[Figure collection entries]
[Start]
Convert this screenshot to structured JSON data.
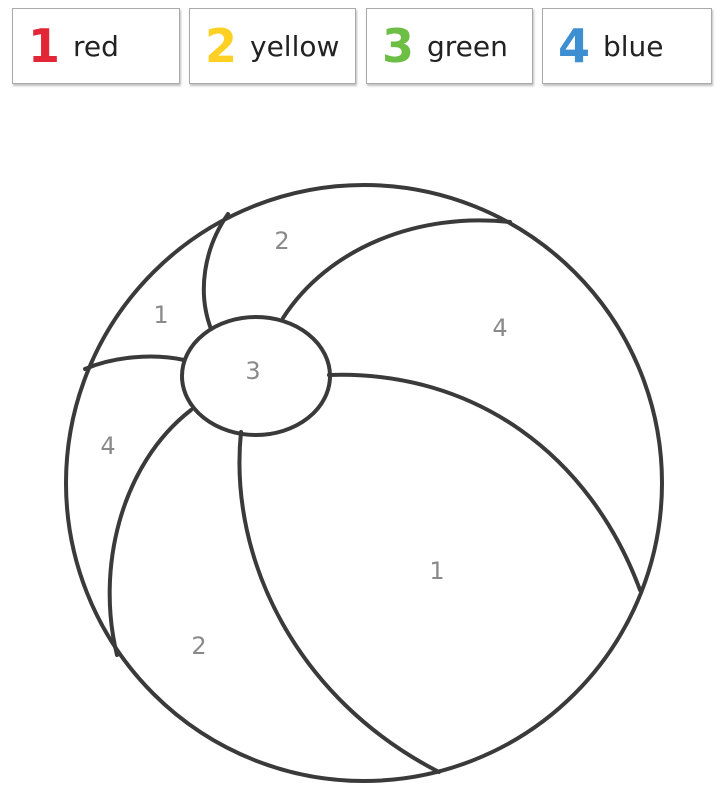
{
  "legend": [
    {
      "number": "1",
      "word": "red",
      "color": "#e32636"
    },
    {
      "number": "2",
      "word": "yellow",
      "color": "#fdd023"
    },
    {
      "number": "3",
      "word": "green",
      "color": "#6cbe45"
    },
    {
      "number": "4",
      "word": "blue",
      "color": "#3d8fd1"
    }
  ],
  "regions": {
    "top_left_wedge": "1",
    "top_wedge": "2",
    "top_right_panel": "4",
    "center_cap": "3",
    "left_panel": "4",
    "bottom_left_panel": "2",
    "bottom_right_panel": "1"
  },
  "colors": {
    "outline": "#3a3a3a",
    "region_number": "#8a8a8a"
  }
}
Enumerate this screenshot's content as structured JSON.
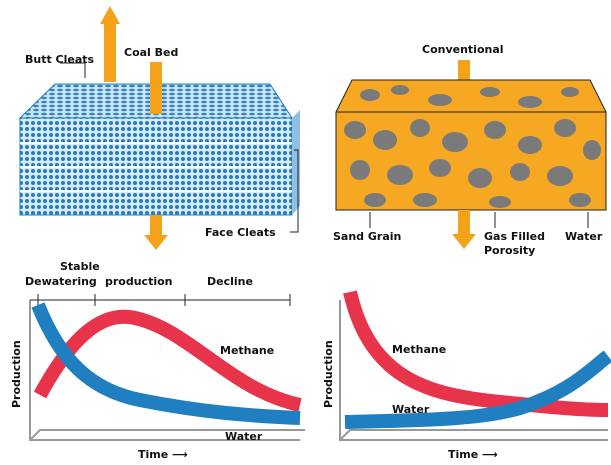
[End]
EXERCISE TASK
Restate each of the entries above word for word and skip every image.

ANSWER TO THIS EXERCISE
Convert this screenshot to structured JSON data.
{
  "legend": [
    {
      "number": "1",
      "word": "red",
      "color": "#e32636"
    },
    {
      "number": "2",
      "word": "yellow",
      "color": "#fdd023"
    },
    {
      "number": "3",
      "word": "green",
      "color": "#6cbe45"
    },
    {
      "number": "4",
      "word": "blue",
      "color": "#3d8fd1"
    }
  ],
  "regions": {
    "top_left_wedge": "1",
    "top_wedge": "2",
    "top_right_panel": "4",
    "center_cap": "3",
    "left_panel": "4",
    "bottom_left_panel": "2",
    "bottom_right_panel": "1"
  },
  "colors": {
    "outline": "#3a3a3a",
    "region_number": "#8a8a8a"
  }
}
Enumerate this screenshot's content as structured JSON.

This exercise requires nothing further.